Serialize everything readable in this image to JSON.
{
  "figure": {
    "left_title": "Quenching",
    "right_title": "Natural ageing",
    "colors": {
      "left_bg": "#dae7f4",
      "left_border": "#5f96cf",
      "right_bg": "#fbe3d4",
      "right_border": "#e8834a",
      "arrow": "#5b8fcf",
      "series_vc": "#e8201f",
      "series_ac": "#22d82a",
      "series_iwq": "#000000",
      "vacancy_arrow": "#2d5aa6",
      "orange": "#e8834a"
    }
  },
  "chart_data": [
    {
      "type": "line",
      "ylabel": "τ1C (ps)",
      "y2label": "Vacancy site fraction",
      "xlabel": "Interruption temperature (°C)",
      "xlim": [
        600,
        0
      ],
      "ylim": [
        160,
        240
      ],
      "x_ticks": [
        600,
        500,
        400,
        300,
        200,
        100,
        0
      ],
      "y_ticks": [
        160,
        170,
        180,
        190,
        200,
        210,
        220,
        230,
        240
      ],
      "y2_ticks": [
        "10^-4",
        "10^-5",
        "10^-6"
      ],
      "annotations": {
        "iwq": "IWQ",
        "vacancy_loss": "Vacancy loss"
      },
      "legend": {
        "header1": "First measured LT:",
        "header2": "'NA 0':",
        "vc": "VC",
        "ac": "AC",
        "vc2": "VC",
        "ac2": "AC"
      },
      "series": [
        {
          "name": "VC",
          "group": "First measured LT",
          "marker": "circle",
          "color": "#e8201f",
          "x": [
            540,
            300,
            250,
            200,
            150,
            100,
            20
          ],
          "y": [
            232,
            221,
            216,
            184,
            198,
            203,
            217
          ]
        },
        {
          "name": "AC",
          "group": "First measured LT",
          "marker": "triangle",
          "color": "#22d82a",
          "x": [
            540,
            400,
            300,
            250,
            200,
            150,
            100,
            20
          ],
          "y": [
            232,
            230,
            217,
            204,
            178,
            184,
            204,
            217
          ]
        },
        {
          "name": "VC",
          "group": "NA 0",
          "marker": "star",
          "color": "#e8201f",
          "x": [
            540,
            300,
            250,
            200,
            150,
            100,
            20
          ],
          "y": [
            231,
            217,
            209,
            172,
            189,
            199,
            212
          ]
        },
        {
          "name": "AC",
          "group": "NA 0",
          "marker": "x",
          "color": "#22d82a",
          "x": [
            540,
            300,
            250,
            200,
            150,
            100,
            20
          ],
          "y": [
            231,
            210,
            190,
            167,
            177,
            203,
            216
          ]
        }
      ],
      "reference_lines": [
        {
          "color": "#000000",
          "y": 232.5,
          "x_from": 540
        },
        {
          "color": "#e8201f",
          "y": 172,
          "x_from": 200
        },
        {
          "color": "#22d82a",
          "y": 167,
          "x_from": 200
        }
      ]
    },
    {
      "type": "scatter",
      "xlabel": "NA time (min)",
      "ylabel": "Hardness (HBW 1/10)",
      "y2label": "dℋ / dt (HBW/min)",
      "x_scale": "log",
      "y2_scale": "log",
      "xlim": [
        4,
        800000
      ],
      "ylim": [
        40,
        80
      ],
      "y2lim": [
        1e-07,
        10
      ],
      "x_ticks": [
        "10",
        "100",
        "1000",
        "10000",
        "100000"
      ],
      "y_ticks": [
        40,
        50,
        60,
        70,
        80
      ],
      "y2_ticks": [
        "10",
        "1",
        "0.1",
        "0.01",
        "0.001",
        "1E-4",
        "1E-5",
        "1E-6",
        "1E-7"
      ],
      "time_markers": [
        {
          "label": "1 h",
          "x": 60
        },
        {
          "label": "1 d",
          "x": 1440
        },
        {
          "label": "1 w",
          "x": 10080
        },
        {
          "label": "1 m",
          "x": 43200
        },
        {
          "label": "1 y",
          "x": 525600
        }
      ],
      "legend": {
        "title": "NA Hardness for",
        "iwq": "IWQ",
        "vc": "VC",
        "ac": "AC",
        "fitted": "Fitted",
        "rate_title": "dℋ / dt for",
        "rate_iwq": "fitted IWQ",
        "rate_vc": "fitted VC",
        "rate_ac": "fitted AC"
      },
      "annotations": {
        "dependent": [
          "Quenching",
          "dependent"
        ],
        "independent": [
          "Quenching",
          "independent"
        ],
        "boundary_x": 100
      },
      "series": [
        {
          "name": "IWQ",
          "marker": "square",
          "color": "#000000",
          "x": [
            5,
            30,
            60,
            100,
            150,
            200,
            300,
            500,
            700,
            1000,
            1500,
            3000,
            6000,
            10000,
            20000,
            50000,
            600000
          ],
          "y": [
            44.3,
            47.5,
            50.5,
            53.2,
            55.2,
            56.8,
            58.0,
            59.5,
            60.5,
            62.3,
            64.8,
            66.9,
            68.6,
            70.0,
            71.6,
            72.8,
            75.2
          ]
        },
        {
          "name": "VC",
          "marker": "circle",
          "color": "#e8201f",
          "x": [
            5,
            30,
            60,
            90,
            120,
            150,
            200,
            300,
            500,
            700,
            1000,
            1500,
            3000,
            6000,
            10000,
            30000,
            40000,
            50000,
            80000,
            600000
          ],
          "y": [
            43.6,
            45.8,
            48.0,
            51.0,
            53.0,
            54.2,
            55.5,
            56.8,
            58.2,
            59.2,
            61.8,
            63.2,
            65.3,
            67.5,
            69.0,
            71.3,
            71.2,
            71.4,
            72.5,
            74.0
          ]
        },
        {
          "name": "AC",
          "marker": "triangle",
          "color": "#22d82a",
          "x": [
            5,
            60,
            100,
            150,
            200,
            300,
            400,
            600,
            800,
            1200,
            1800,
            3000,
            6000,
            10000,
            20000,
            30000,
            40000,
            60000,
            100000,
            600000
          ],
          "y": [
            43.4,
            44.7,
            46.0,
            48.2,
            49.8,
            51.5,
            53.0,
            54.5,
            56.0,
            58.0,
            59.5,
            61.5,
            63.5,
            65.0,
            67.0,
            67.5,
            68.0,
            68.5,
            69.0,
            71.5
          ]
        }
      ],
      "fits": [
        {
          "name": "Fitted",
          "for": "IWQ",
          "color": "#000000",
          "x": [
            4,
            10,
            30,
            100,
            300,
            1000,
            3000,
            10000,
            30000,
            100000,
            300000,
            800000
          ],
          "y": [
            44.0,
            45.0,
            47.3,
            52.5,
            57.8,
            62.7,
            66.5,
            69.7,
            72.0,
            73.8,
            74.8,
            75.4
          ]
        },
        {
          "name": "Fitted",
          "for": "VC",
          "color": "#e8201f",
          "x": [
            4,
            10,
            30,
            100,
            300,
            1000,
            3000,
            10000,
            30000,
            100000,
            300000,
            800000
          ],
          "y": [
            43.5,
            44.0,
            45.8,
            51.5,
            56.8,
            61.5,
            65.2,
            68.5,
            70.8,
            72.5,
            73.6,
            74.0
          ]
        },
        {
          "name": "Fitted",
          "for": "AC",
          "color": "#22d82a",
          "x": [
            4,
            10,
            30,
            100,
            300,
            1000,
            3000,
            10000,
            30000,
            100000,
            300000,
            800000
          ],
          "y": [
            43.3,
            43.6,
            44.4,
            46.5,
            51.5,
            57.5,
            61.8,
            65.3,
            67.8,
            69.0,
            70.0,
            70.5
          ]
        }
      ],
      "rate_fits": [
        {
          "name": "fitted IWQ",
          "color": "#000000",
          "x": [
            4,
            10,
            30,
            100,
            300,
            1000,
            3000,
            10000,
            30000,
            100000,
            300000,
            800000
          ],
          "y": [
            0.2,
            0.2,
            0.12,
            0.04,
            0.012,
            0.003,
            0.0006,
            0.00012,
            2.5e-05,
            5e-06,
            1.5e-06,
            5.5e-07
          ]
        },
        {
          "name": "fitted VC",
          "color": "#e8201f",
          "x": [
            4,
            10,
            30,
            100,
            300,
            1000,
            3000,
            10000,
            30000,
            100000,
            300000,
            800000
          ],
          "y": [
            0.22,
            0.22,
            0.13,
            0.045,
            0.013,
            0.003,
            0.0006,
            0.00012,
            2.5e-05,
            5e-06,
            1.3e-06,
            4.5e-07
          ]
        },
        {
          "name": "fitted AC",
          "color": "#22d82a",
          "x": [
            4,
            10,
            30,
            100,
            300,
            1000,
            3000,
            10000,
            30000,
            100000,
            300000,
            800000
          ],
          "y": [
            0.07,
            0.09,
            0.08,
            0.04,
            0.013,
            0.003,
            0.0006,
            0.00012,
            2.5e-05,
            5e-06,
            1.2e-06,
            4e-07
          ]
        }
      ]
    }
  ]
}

= = = = = = =

- [Task instructions]:
Find the word "Hardness" in the entries above and gather every line that holds it.

- [Answer to this problem]:
      "ylabel": "Hardness (HBW 1/10)",
        "title": "NA Hardness for",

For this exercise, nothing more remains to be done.